• **What to produce**: Edit the items from the line containing "candle-body: [271, 309, 277, 355]" through the line containing "candle-body: [987, 262, 993, 281]" by changing "callout-text" to "annotation-text", leaving everything else untouched. Give back only those lines.

• **Entries provided**:
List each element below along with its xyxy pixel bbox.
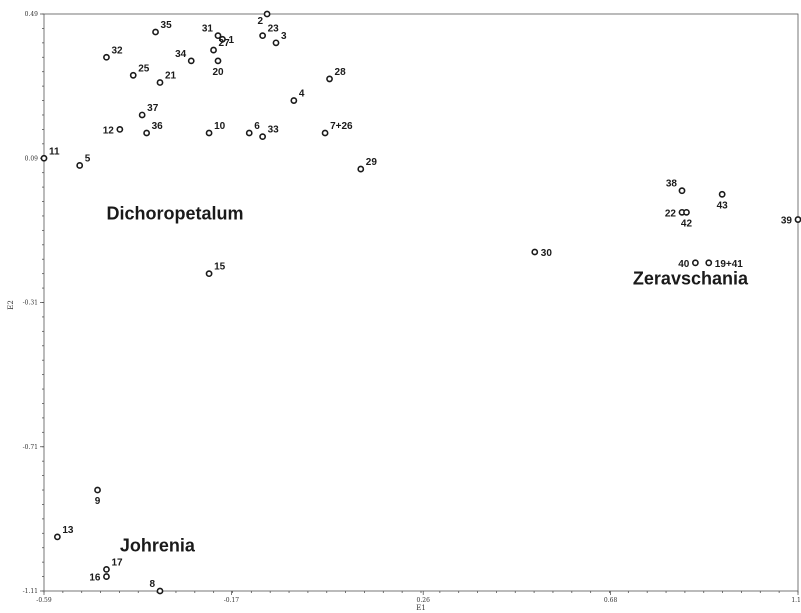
data-point — [357, 165, 365, 173]
data-point — [187, 57, 195, 65]
data-point — [152, 28, 159, 36]
point-label: 29 — [366, 157, 378, 168]
data-point — [531, 248, 539, 256]
point-label: 30 — [541, 248, 553, 259]
point-label: 43 — [717, 200, 729, 211]
point-label: 9 — [95, 496, 101, 507]
point-label: 10 — [214, 121, 226, 132]
x-tick-label: 1.10 — [791, 597, 801, 604]
data-point — [290, 97, 298, 104]
point-label: 23 — [268, 24, 280, 35]
data-point — [326, 75, 333, 83]
point-label: 17 — [111, 557, 123, 568]
data-point — [272, 39, 280, 47]
y-tick-label: 0.49 — [25, 11, 39, 18]
data-point — [129, 71, 137, 79]
point-label: 21 — [165, 71, 177, 82]
data-point — [40, 154, 48, 162]
point-label: 28 — [335, 67, 347, 78]
data-point — [116, 125, 124, 133]
data-point — [205, 270, 213, 278]
point-label: 20 — [212, 67, 224, 78]
data-point — [259, 133, 267, 141]
data-point — [691, 259, 699, 267]
plot-frame — [43, 13, 799, 592]
group-labels: Dichoropetalum Zeravschania Johrenia — [106, 204, 749, 556]
point-label: 33 — [268, 125, 280, 136]
point-label: 11 — [49, 146, 60, 157]
group-label: Zeravschania — [633, 268, 749, 288]
point-label: 6 — [254, 121, 260, 132]
data-point — [103, 573, 110, 580]
point-label: 2 — [258, 16, 264, 27]
group-label: Johrenia — [120, 535, 196, 555]
point-label: 3 — [281, 31, 287, 42]
x-tick-label: 0.26 — [417, 597, 431, 604]
data-point — [205, 129, 213, 137]
x-tick-label: -0.59 — [36, 597, 52, 604]
data-point — [53, 533, 61, 541]
point-label: 8 — [149, 579, 155, 590]
data-point — [718, 190, 726, 198]
point-label: 19+41 — [715, 259, 744, 270]
axis-ticks: -0.59 -0.17 0.26 0.68 1.10 0.49 0.09 -0.31 -0.71… — [23, 11, 801, 604]
point-label: 12 — [103, 125, 115, 136]
x-axis-title: E1 — [416, 604, 426, 612]
data-point — [103, 53, 110, 61]
point-label: 32 — [111, 45, 123, 56]
data-point — [245, 129, 253, 137]
data-point — [138, 111, 146, 119]
point-label: 31 — [202, 24, 214, 35]
y-tick-label: -0.31 — [23, 300, 38, 307]
data-point — [678, 187, 686, 195]
data-point — [214, 57, 222, 65]
data-point — [794, 216, 801, 223]
data-point — [259, 32, 267, 40]
data-point — [214, 32, 222, 40]
point-label: 40 — [678, 259, 690, 270]
point-label: 34 — [175, 49, 187, 60]
point-label: 1 — [228, 35, 234, 46]
data-point — [321, 129, 329, 137]
point-label: 37 — [147, 103, 159, 114]
point-label: 39 — [781, 216, 793, 227]
data-points: 2 35 31 1 233 32 27 34 20 25 21 28 4 37 12 36 10 6 33 7+26 1… — [40, 10, 801, 595]
point-label: 25 — [138, 63, 150, 74]
point-label: 42 — [681, 218, 693, 229]
x-tick-label: -0.17 — [224, 597, 240, 604]
point-label: 16 — [89, 573, 101, 584]
data-point — [683, 208, 690, 216]
point-label: 27 — [219, 38, 231, 49]
point-label: 36 — [152, 121, 164, 132]
point-label: 13 — [62, 525, 74, 536]
point-label: 35 — [161, 20, 173, 31]
data-point — [156, 587, 164, 595]
data-point — [143, 129, 151, 137]
data-point — [219, 35, 226, 43]
data-point — [210, 46, 217, 54]
data-point — [705, 259, 713, 267]
point-label: 22 — [665, 208, 677, 219]
y-tick-label: -1.11 — [23, 588, 38, 595]
point-label: 5 — [85, 153, 91, 164]
point-label: 4 — [299, 89, 305, 100]
data-point — [156, 79, 164, 86]
data-point — [103, 565, 110, 573]
y-tick-label: 0.09 — [25, 155, 39, 162]
group-label: Dichoropetalum — [106, 204, 243, 224]
data-point — [76, 162, 84, 169]
point-label: 38 — [666, 179, 678, 190]
x-tick-label: 0.68 — [604, 597, 618, 604]
point-label: 15 — [214, 262, 226, 273]
data-point — [94, 486, 101, 494]
y-axis-title: E2 — [7, 300, 15, 310]
point-label: 7+26 — [330, 121, 353, 132]
data-point — [263, 10, 271, 18]
y-tick-label: -0.71 — [23, 444, 38, 451]
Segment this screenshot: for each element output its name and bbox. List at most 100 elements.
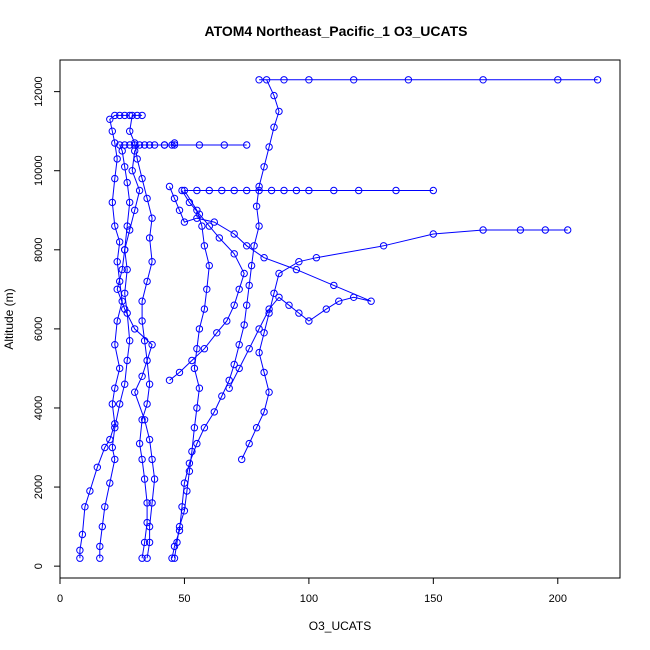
y-tick-label: 6000 xyxy=(33,317,45,341)
data-point xyxy=(218,392,226,400)
data-point xyxy=(255,348,263,357)
data-point xyxy=(131,325,139,333)
data-point xyxy=(121,111,129,120)
data-point xyxy=(200,424,209,432)
data-point xyxy=(135,186,144,195)
data-point xyxy=(135,439,144,448)
data-point xyxy=(190,424,199,432)
data-point xyxy=(322,305,330,313)
data-point xyxy=(145,522,154,531)
data-point xyxy=(106,479,114,487)
data-point xyxy=(78,530,87,539)
data-point xyxy=(265,143,273,151)
data-point xyxy=(178,186,186,195)
data-point xyxy=(275,107,283,116)
data-point xyxy=(108,400,117,408)
chart-title: ATOM4 Northeast_Pacific_1 O3_UCATS xyxy=(205,23,468,39)
data-point xyxy=(235,341,243,349)
data-point xyxy=(126,198,134,207)
data-point xyxy=(230,250,238,258)
data-point xyxy=(275,269,283,278)
data-point xyxy=(260,254,268,262)
data-point xyxy=(185,198,194,207)
data-point xyxy=(170,554,179,562)
data-point xyxy=(195,141,204,149)
data-point xyxy=(260,408,268,416)
data-point xyxy=(145,234,154,242)
data-point xyxy=(280,76,288,84)
data-point xyxy=(220,141,229,149)
data-point xyxy=(76,554,84,562)
data-point xyxy=(143,194,151,203)
data-point xyxy=(116,238,124,246)
data-point xyxy=(135,141,144,149)
data-point xyxy=(267,186,276,195)
data-point xyxy=(188,447,196,456)
data-point xyxy=(143,554,151,562)
data-point xyxy=(106,115,114,124)
data-point xyxy=(148,499,156,507)
data-point xyxy=(305,76,313,84)
data-point xyxy=(165,182,174,191)
data-point xyxy=(305,317,313,325)
series-line xyxy=(99,144,247,559)
y-tick-label: 10000 xyxy=(33,155,45,186)
data-point xyxy=(230,230,238,238)
series-8 xyxy=(165,182,375,392)
series-line xyxy=(174,190,434,559)
data-point xyxy=(230,360,238,369)
data-point xyxy=(260,329,268,337)
data-point xyxy=(118,265,126,274)
data-point xyxy=(170,139,179,147)
series-5 xyxy=(170,186,437,562)
data-point xyxy=(111,341,119,349)
data-point xyxy=(479,76,487,84)
data-point xyxy=(123,265,131,274)
data-point xyxy=(145,538,154,547)
data-point xyxy=(113,258,121,266)
data-point xyxy=(350,293,358,301)
data-point xyxy=(108,127,117,135)
data-point xyxy=(193,214,201,222)
x-tick-label: 50 xyxy=(178,593,190,605)
data-point xyxy=(305,186,313,195)
data-point xyxy=(238,455,246,464)
data-point xyxy=(218,186,226,195)
data-point xyxy=(250,242,258,250)
data-point xyxy=(245,345,253,353)
data-point xyxy=(131,206,139,215)
data-point xyxy=(111,139,119,147)
data-point xyxy=(145,141,154,149)
data-point xyxy=(175,206,184,215)
y-axis-label: Altitude (m) xyxy=(2,288,16,349)
data-point xyxy=(113,317,121,325)
data-point xyxy=(230,301,238,309)
data-point xyxy=(145,380,154,388)
data-point xyxy=(185,467,194,475)
data-point xyxy=(133,111,141,120)
data-point xyxy=(101,443,109,452)
data-point xyxy=(245,439,253,448)
data-point xyxy=(126,226,134,234)
data-point xyxy=(200,305,209,313)
data-point xyxy=(170,194,179,203)
data-point xyxy=(121,305,129,313)
data-point xyxy=(93,463,102,471)
data-point xyxy=(140,475,149,483)
data-point xyxy=(86,487,94,495)
data-point xyxy=(479,226,487,234)
data-point xyxy=(516,226,525,234)
data-point xyxy=(203,285,211,293)
y-tick-label: 0 xyxy=(33,563,45,569)
y-tick-label: 12000 xyxy=(33,76,45,107)
data-point xyxy=(148,341,156,349)
series-line xyxy=(169,190,245,381)
data-point xyxy=(255,222,263,230)
data-point xyxy=(262,76,271,84)
data-point xyxy=(335,297,343,305)
data-point xyxy=(235,364,243,373)
data-point xyxy=(138,297,146,305)
data-point xyxy=(210,408,219,416)
data-point xyxy=(541,226,549,234)
data-point xyxy=(240,269,248,278)
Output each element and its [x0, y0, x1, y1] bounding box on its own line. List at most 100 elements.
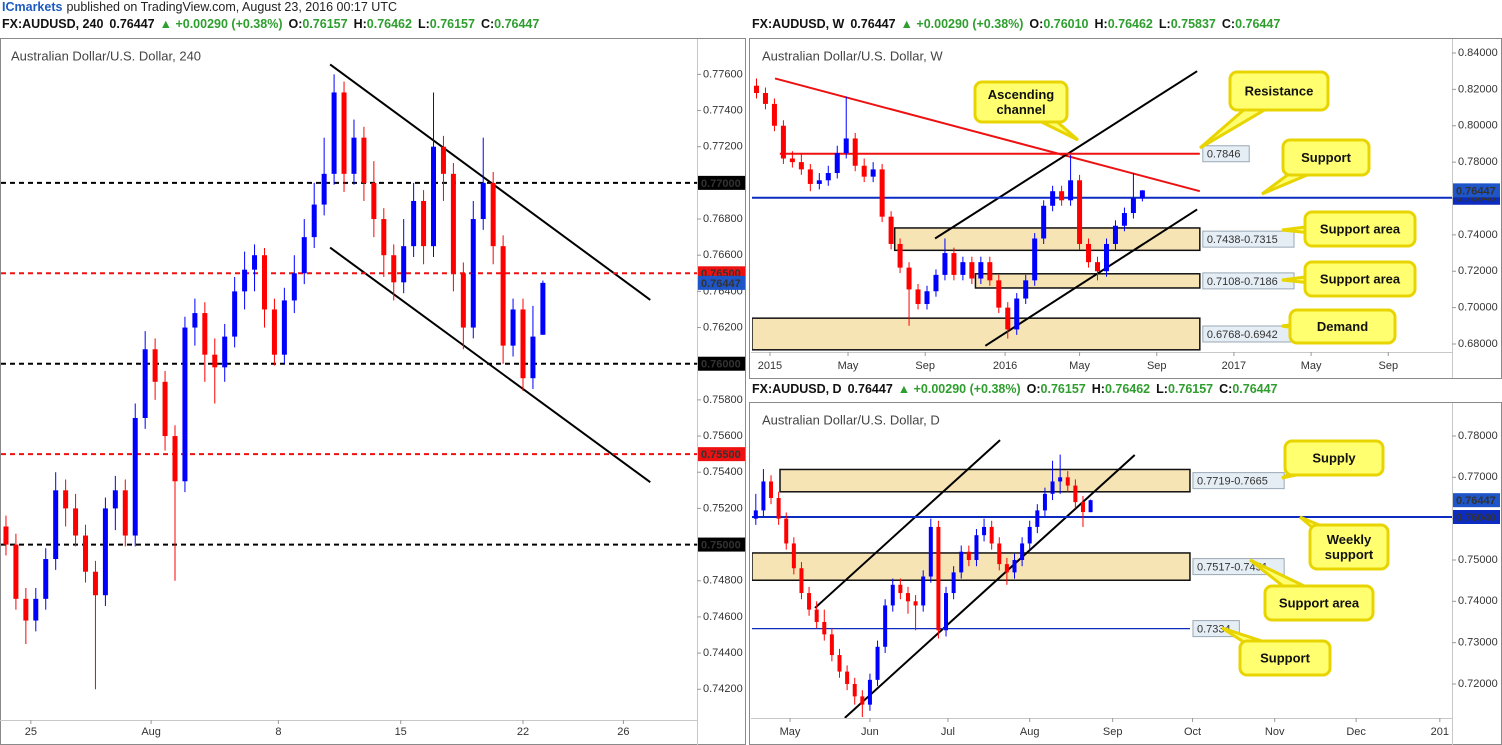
candle-body: [271, 309, 277, 355]
candle-body: [807, 169, 813, 184]
publish-line: ICmarkets published on TradingView.com, A…: [2, 0, 397, 14]
candle-body: [1005, 307, 1011, 330]
ohlc-value: 0.76010: [1043, 17, 1088, 31]
candle-body: [1112, 225, 1118, 244]
candle-body: [928, 526, 933, 577]
candle-body: [1032, 238, 1038, 281]
callout-box: [1263, 584, 1375, 622]
candle-body: [1086, 243, 1092, 263]
candle-body: [969, 262, 975, 279]
candle-body: [867, 679, 872, 705]
candle-body: [431, 146, 437, 247]
candle-body: [776, 497, 781, 519]
change: ▲ +0.00290 (+0.38%): [160, 17, 283, 31]
candle-body: [1042, 493, 1047, 511]
candle-body: [966, 551, 971, 560]
candle-body: [421, 200, 427, 247]
candle-body: [936, 526, 941, 631]
ohlc-label: H:: [1092, 382, 1105, 396]
candle-body: [780, 125, 786, 159]
x-tick-label: May: [1301, 360, 1322, 372]
price-tag: [698, 356, 745, 371]
candle-body: [192, 313, 198, 328]
candle-body: [982, 526, 987, 536]
callout-text: channel: [996, 102, 1045, 117]
candle-body: [791, 543, 796, 569]
candle-body: [291, 273, 297, 301]
callout-text: Ascending: [988, 87, 1055, 102]
candle-body: [321, 173, 327, 205]
candle-body: [391, 255, 397, 283]
candle-body: [1050, 481, 1055, 494]
candle-body: [829, 634, 834, 656]
candle-body: [371, 182, 377, 220]
ohlc-label: O:: [1029, 17, 1043, 31]
callout-text: Support: [1301, 150, 1351, 165]
price-tag-label: 0.75000: [701, 539, 741, 551]
trend-line: [934, 70, 1198, 240]
candle-body: [202, 313, 208, 355]
x-tick-label: 8: [275, 726, 281, 738]
x-tick-label: Jun: [861, 726, 879, 738]
candle-body: [1080, 502, 1085, 513]
callout-box: [1303, 260, 1417, 298]
candle-body: [53, 490, 59, 560]
x-tick-label: 22: [517, 726, 529, 738]
callout-box: [1283, 439, 1385, 477]
price-tag: [698, 175, 745, 190]
candle-body: [974, 535, 979, 560]
candle-body: [1077, 180, 1083, 244]
y-tick-label: 0.74200: [703, 683, 743, 695]
x-tick-label: Sep: [1147, 360, 1167, 372]
candle-body: [987, 262, 993, 281]
candle-body: [861, 165, 867, 177]
candle-body: [997, 543, 1002, 565]
callout-box: [1303, 210, 1417, 248]
y-tick-label: 0.74800: [703, 575, 743, 587]
candle-body: [798, 162, 804, 170]
zone-label: 0.7517-0.7451: [1197, 562, 1268, 574]
candle-body: [1065, 477, 1070, 486]
chart-header: FX:AUDUSD, W 0.76447 ▲ +0.00290 (+0.38%) O:…: [752, 17, 1280, 31]
ohlc-label: O:: [288, 17, 302, 31]
callout-text: Resistance: [1245, 83, 1314, 98]
published-text: published on TradingView.com, August 23,…: [66, 0, 397, 14]
candle-body: [401, 246, 407, 283]
candle-body: [33, 598, 39, 621]
line-label: 0.7846: [1207, 149, 1241, 161]
candle-body: [73, 508, 79, 536]
ohlc-value: 0.76447: [1232, 382, 1277, 396]
y-tick-label: 0.78000: [1458, 430, 1498, 442]
y-tick-label: 0.77000: [1458, 471, 1498, 483]
plot: [1, 63, 697, 690]
candle-body: [331, 92, 337, 174]
ohlc-value: 0.76462: [1105, 382, 1150, 396]
candle-body: [1014, 298, 1020, 330]
candle-body: [83, 535, 89, 572]
x-tick-label: 26: [617, 726, 629, 738]
candle-body: [762, 93, 768, 104]
candle-body: [510, 309, 516, 346]
callout-text: Support area: [1279, 595, 1360, 610]
candle-body: [905, 593, 910, 602]
publisher[interactable]: ICmarkets: [2, 0, 62, 14]
zone-label-box: [1202, 230, 1295, 248]
ohlc-label: L:: [418, 17, 430, 31]
y-tick-label: 0.84000: [1458, 47, 1498, 59]
callout-text: Demand: [1317, 319, 1368, 334]
chart-title: Australian Dollar/U.S. Dollar, W: [762, 48, 943, 63]
candle-body: [480, 182, 486, 220]
callout-box: [973, 80, 1069, 124]
y-tick-label: 0.77400: [703, 104, 743, 116]
candle-body: [162, 381, 168, 437]
candle-body: [1035, 510, 1040, 527]
candle-body: [132, 417, 138, 536]
candle-body: [381, 219, 387, 256]
candle-body: [341, 92, 347, 174]
candle-body: [1103, 243, 1109, 272]
y-tick-label: 0.75800: [703, 394, 743, 406]
last-price-tag: [1453, 493, 1500, 508]
candle-body: [1068, 180, 1074, 201]
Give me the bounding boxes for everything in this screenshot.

• **Solution for this problem**:
candle-body: [271, 309, 277, 355]
candle-body: [807, 169, 813, 184]
publish-line: ICmarkets published on TradingView.com, A…: [2, 0, 397, 14]
candle-body: [1005, 307, 1011, 330]
ohlc-value: 0.76010: [1043, 17, 1088, 31]
candle-body: [1112, 225, 1118, 244]
candle-body: [928, 526, 933, 577]
candle-body: [1032, 238, 1038, 281]
callout-box: [1263, 584, 1375, 622]
candle-body: [1086, 243, 1092, 263]
candle-body: [969, 262, 975, 279]
candle-body: [867, 679, 872, 705]
candle-body: [431, 146, 437, 247]
candle-body: [776, 497, 781, 519]
change: ▲ +0.00290 (+0.38%): [160, 17, 283, 31]
candle-body: [1042, 493, 1047, 511]
candle-body: [966, 551, 971, 560]
candle-body: [421, 200, 427, 247]
candle-body: [936, 526, 941, 631]
ohlc-label: H:: [1092, 382, 1105, 396]
candle-body: [780, 125, 786, 159]
x-tick-label: May: [1301, 360, 1322, 372]
price-tag: [698, 356, 745, 371]
candle-body: [192, 313, 198, 328]
candle-body: [982, 526, 987, 536]
annotation-text: channel: [996, 102, 1045, 117]
candle-body: [791, 543, 796, 569]
candle-body: [291, 273, 297, 301]
annotation-text: Ascending: [988, 87, 1055, 102]
candle-body: [321, 173, 327, 205]
candle-body: [391, 255, 397, 283]
candle-body: [1050, 481, 1055, 494]
candle-body: [829, 634, 834, 656]
candle-body: [371, 182, 377, 220]
ohlc-label: O:: [1029, 17, 1043, 31]
annotation-text: Support: [1301, 150, 1351, 165]
price-tag-label: 0.75000: [701, 539, 741, 551]
trend-line: [934, 70, 1198, 240]
candle-body: [202, 313, 208, 355]
x-tick-label: 8: [275, 726, 281, 738]
x-tick-label: Jun: [861, 726, 879, 738]
candle-body: [1080, 502, 1085, 513]
callout-box: [1303, 260, 1417, 298]
candle-body: [53, 490, 59, 560]
x-tick-label: 22: [517, 726, 529, 738]
callout-box: [1283, 439, 1385, 477]
price-tag: [698, 175, 745, 190]
candle-body: [974, 535, 979, 560]
candle-body: [1077, 180, 1083, 244]
y-tick-label: 0.74200: [703, 683, 743, 695]
x-tick-label: Sep: [1147, 360, 1167, 372]
candle-body: [987, 262, 993, 281]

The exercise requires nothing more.